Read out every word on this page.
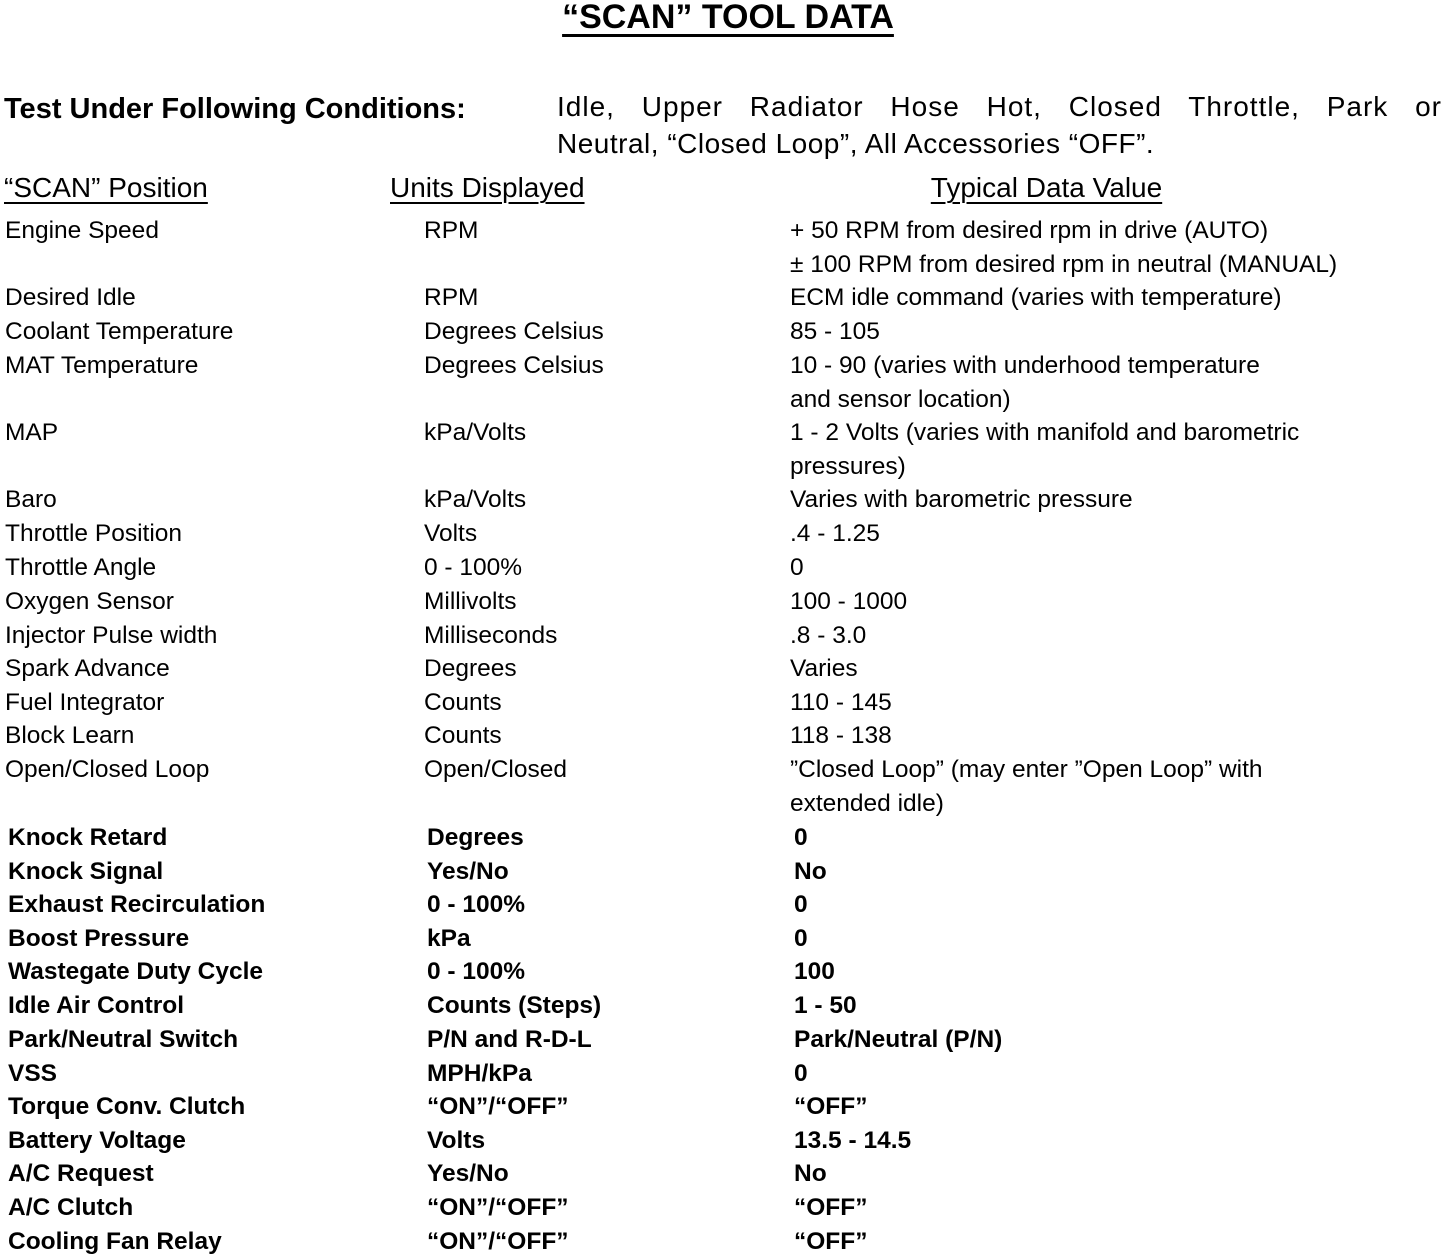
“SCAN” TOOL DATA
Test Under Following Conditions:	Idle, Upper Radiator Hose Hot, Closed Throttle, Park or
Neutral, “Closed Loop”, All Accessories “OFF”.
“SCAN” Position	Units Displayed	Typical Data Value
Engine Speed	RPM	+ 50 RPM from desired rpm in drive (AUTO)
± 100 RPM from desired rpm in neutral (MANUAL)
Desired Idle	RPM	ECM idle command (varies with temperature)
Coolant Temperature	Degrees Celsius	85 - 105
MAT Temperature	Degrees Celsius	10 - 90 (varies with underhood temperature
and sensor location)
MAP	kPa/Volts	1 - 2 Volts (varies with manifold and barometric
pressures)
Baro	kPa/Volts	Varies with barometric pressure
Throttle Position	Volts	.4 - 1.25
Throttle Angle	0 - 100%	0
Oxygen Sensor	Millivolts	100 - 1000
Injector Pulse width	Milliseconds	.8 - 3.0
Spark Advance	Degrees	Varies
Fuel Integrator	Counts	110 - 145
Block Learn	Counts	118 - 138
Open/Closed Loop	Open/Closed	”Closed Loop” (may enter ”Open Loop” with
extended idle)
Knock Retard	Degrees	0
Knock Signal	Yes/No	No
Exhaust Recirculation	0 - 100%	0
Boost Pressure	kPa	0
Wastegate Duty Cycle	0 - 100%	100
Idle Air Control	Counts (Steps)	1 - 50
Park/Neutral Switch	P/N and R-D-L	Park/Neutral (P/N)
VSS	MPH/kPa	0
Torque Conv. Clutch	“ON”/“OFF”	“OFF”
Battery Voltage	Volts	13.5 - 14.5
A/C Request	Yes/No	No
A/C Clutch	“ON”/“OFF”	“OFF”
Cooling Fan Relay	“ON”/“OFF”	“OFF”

REQUIRED TASK => Quote each record exactly as it stands, minus the pictures.

COMPLETE ANSWER =>
Read out every word on this page.
“SCAN” TOOL DATA
Test Under Following Conditions:	Idle, Upper Radiator Hose Hot, Closed Throttle, Park or
Neutral, “Closed Loop”, All Accessories “OFF”.
“SCAN” Position	Units Displayed	Typical Data Value
Engine Speed	RPM	+ 50 RPM from desired rpm in drive (AUTO)
± 100 RPM from desired rpm in neutral (MANUAL)
Desired Idle	RPM	ECM idle command (varies with temperature)
Coolant Temperature	Degrees Celsius	85 - 105
MAT Temperature	Degrees Celsius	10 - 90 (varies with underhood temperature
and sensor location)
MAP	kPa/Volts	1 - 2 Volts (varies with manifold and barometric
pressures)
Baro	kPa/Volts	Varies with barometric pressure
Throttle Position	Volts	.4 - 1.25
Throttle Angle	0 - 100%	0
Oxygen Sensor	Millivolts	100 - 1000
Injector Pulse width	Milliseconds	.8 - 3.0
Spark Advance	Degrees	Varies
Fuel Integrator	Counts	110 - 145
Block Learn	Counts	118 - 138
Open/Closed Loop	Open/Closed	”Closed Loop” (may enter ”Open Loop” with
extended idle)
Knock Retard	Degrees	0
Knock Signal	Yes/No	No
Exhaust Recirculation	0 - 100%	0
Boost Pressure	kPa	0
Wastegate Duty Cycle	0 - 100%	100
Idle Air Control	Counts (Steps)	1 - 50
Park/Neutral Switch	P/N and R-D-L	Park/Neutral (P/N)
VSS	MPH/kPa	0
Torque Conv. Clutch	“ON”/“OFF”	“OFF”
Battery Voltage	Volts	13.5 - 14.5
A/C Request	Yes/No	No
A/C Clutch	“ON”/“OFF”	“OFF”
Cooling Fan Relay	“ON”/“OFF”	“OFF”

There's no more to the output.